__WORK TO BE COMPLETED__
Wherever the word "Overlapped" appears in a line, copy that line.

__STORED ROWS__
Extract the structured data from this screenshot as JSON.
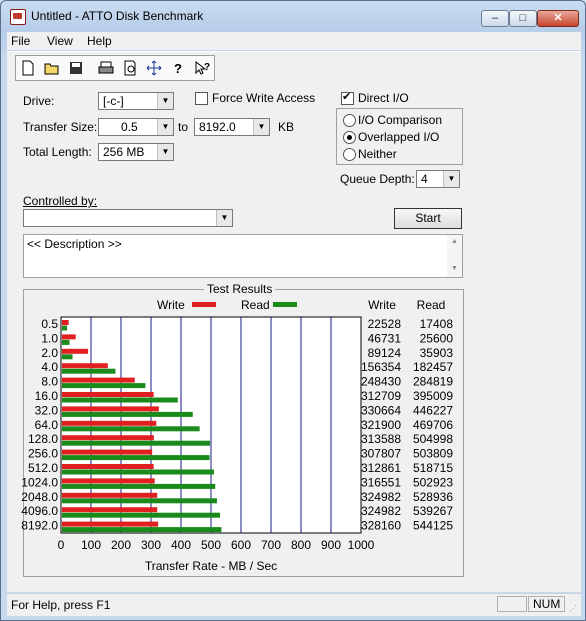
{
  "window": {
    "title": "Untitled - ATTO Disk Benchmark"
  },
  "menu": [
    "File",
    "View",
    "Help"
  ],
  "toolbar": {
    "icons": [
      "new-file-icon",
      "open-folder-icon",
      "save-icon",
      "print-icon",
      "print-preview-icon",
      "move-icon",
      "help-icon",
      "context-help-icon"
    ]
  },
  "settings": {
    "drive_label": "Drive:",
    "drive_value": "[-c-]",
    "force_write_label": "Force Write Access",
    "force_write_checked": false,
    "transfer_size_label": "Transfer Size:",
    "transfer_from": "0.5",
    "to_label": "to",
    "transfer_to": "8192.0",
    "kb_label": "KB",
    "total_length_label": "Total Length:",
    "total_length_value": "256 MB",
    "direct_io_label": "Direct I/O",
    "direct_io_checked": true,
    "io_comparison_label": "I/O Comparison",
    "overlapped_io_label": "Overlapped I/O",
    "neither_label": "Neither",
    "io_mode_selected": "Overlapped I/O",
    "queue_depth_label": "Queue Depth:",
    "queue_depth_value": "4",
    "controlled_by_label": "Controlled by:",
    "controlled_by_value": "",
    "start_label": "Start",
    "description_text": "<< Description >>"
  },
  "results": {
    "title": "Test Results",
    "write_legend": "Write",
    "read_legend": "Read",
    "write_header": "Write",
    "read_header": "Read",
    "xlabel": "Transfer Rate - MB / Sec"
  },
  "colors": {
    "write": "#e02020",
    "read": "#1a8a1a",
    "grid": "#1a1a8a"
  },
  "chart_data": {
    "type": "bar",
    "orientation": "horizontal",
    "title": "Test Results",
    "xlabel": "Transfer Rate - MB / Sec",
    "xlim": [
      0,
      1000
    ],
    "xticks": [
      "0",
      "100",
      "200",
      "300",
      "400",
      "500",
      "600",
      "700",
      "800",
      "900",
      "1000"
    ],
    "categories": [
      "0.5",
      "1.0",
      "2.0",
      "4.0",
      "8.0",
      "16.0",
      "32.0",
      "64.0",
      "128.0",
      "256.0",
      "512.0",
      "1024.0",
      "2048.0",
      "4096.0",
      "8192.0"
    ],
    "series": [
      {
        "name": "Write",
        "values": [
          22.0,
          45.6,
          87.0,
          152.7,
          242.6,
          305.4,
          322.9,
          314.4,
          306.2,
          300.6,
          305.5,
          309.1,
          317.4,
          317.4,
          320.5
        ]
      },
      {
        "name": "Read",
        "values": [
          17.0,
          25.0,
          35.1,
          178.2,
          278.1,
          385.8,
          435.8,
          458.7,
          493.2,
          492.0,
          506.6,
          510.7,
          516.5,
          526.6,
          531.4
        ]
      }
    ],
    "table": {
      "write": [
        "22528",
        "46731",
        "89124",
        "156354",
        "248430",
        "312709",
        "330664",
        "321900",
        "313588",
        "307807",
        "312861",
        "316551",
        "324982",
        "324982",
        "328160"
      ],
      "read": [
        "17408",
        "25600",
        "35903",
        "182457",
        "284819",
        "395009",
        "446227",
        "469706",
        "504998",
        "503809",
        "518715",
        "502923",
        "528936",
        "539267",
        "544125"
      ]
    },
    "legend": "top"
  },
  "status": {
    "help_text": "For Help, press F1",
    "num": "NUM"
  }
}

__WRITTEN REPLY__
    "overlapped_io_label": "Overlapped I/O",
    "io_mode_selected": "Overlapped I/O",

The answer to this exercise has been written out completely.